> [MATERIAL]
____
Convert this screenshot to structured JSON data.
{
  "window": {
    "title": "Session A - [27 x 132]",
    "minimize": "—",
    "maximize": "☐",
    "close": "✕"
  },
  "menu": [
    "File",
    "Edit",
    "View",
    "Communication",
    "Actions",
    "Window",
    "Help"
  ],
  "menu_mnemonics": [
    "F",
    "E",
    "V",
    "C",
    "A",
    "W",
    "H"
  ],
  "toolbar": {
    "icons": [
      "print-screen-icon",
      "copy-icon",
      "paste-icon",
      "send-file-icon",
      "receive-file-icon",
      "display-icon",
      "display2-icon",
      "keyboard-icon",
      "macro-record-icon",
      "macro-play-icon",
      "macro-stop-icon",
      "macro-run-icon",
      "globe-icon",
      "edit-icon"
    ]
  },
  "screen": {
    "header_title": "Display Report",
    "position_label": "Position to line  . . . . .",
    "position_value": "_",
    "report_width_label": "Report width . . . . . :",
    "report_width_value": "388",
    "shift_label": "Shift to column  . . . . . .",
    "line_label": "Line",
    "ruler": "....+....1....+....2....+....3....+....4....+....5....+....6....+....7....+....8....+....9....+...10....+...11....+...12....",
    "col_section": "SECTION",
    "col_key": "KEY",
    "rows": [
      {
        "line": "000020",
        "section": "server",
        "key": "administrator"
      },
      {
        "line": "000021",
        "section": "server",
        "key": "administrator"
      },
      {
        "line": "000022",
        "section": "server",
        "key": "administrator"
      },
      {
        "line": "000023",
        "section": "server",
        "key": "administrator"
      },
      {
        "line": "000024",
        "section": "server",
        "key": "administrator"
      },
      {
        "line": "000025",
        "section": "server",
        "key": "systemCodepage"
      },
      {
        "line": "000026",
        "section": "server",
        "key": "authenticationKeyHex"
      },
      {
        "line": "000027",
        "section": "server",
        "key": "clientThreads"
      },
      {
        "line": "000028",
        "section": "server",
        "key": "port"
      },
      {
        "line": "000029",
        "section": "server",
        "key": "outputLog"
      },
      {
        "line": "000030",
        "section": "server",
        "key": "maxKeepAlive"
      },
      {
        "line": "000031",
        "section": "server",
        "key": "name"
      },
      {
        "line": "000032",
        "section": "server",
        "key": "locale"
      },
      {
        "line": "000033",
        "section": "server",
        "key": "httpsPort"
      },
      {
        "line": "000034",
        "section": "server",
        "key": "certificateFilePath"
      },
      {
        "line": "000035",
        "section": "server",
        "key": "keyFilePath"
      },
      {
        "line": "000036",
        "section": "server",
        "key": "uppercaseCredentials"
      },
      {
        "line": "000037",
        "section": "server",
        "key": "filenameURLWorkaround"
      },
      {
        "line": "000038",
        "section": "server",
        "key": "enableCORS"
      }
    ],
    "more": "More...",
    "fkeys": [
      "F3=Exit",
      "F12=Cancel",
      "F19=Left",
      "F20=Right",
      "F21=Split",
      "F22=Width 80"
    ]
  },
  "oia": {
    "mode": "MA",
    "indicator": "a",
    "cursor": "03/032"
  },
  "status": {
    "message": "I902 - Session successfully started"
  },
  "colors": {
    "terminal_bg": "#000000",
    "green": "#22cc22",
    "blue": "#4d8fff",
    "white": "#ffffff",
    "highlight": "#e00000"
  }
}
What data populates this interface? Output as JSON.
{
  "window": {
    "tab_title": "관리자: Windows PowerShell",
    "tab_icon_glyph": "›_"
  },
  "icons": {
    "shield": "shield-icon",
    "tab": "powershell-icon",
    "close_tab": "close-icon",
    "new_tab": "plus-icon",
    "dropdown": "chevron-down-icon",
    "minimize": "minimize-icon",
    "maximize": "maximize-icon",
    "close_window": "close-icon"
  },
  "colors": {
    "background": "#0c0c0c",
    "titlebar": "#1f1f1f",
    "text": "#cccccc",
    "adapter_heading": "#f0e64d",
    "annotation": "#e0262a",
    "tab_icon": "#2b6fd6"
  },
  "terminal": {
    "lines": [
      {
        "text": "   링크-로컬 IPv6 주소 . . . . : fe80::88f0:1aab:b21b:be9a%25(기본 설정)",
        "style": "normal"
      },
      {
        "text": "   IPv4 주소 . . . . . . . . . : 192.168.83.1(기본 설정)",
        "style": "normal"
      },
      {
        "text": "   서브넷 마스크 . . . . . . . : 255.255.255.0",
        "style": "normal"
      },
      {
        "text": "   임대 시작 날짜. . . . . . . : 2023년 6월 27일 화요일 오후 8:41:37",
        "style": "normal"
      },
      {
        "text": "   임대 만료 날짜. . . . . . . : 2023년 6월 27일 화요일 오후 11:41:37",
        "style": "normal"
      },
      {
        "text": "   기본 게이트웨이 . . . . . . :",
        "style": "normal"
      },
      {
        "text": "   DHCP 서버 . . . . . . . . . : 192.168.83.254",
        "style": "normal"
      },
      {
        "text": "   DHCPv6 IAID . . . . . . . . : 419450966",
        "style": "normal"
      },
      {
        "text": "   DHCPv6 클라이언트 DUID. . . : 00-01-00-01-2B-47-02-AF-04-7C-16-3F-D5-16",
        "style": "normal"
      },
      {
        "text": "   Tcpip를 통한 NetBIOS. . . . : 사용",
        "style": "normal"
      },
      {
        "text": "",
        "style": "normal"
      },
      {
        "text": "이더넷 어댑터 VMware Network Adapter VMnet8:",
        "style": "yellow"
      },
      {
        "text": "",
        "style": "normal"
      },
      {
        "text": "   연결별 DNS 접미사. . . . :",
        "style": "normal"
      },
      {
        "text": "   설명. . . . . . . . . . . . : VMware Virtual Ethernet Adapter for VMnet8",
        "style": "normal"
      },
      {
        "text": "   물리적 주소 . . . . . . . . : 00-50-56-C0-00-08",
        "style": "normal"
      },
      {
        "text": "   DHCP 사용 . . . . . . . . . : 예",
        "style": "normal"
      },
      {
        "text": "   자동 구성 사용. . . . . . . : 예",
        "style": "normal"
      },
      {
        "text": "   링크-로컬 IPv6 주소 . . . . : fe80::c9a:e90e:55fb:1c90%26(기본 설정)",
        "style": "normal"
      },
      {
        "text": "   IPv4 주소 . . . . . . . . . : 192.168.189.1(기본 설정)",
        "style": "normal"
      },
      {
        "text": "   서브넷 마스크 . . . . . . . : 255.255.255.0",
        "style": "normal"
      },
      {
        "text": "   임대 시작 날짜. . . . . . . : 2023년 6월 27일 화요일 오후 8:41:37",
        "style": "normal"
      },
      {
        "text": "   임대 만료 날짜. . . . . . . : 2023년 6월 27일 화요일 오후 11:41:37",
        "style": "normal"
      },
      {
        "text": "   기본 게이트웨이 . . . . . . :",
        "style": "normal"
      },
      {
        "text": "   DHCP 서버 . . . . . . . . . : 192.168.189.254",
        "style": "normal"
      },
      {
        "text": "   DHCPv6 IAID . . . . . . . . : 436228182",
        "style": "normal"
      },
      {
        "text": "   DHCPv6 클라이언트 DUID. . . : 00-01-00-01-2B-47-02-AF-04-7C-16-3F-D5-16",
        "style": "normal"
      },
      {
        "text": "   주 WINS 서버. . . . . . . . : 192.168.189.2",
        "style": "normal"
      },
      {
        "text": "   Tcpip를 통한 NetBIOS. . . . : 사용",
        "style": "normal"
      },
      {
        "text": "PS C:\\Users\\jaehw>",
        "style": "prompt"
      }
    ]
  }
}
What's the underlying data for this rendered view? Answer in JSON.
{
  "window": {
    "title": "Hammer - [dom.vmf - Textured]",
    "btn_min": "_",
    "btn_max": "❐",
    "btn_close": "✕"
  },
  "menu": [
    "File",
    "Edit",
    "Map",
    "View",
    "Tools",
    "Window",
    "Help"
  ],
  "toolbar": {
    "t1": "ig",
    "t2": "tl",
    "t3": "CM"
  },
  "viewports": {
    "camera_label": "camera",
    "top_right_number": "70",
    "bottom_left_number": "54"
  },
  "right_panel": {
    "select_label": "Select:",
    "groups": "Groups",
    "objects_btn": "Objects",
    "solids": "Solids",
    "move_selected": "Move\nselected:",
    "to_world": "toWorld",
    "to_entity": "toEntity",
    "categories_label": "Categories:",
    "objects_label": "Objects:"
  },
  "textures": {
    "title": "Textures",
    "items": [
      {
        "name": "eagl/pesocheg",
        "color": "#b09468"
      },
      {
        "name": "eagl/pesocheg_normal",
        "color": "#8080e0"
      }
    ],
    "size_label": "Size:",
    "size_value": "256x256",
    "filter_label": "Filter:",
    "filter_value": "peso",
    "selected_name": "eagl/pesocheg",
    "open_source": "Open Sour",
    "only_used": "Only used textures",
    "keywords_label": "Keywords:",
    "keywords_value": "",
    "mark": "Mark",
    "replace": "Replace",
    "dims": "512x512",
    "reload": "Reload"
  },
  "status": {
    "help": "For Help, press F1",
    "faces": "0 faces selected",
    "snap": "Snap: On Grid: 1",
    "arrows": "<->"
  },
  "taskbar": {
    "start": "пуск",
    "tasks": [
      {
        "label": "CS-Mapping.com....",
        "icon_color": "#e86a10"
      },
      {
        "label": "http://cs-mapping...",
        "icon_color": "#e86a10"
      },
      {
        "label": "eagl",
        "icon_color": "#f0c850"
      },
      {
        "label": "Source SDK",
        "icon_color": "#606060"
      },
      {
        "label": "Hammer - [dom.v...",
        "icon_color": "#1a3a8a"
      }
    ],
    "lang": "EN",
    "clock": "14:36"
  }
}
____
> [WORK TO BE COMPLETED] Each line in the entries above that includes the string "VMware" should be extracted.

> [ANSWER TO THE TASK]
        "text": "이더넷 어댑터 VMware Network Adapter VMnet8:",
        "text": "   설명. . . . . . . . . . . . : VMware Virtual Ethernet Adapter for VMnet8",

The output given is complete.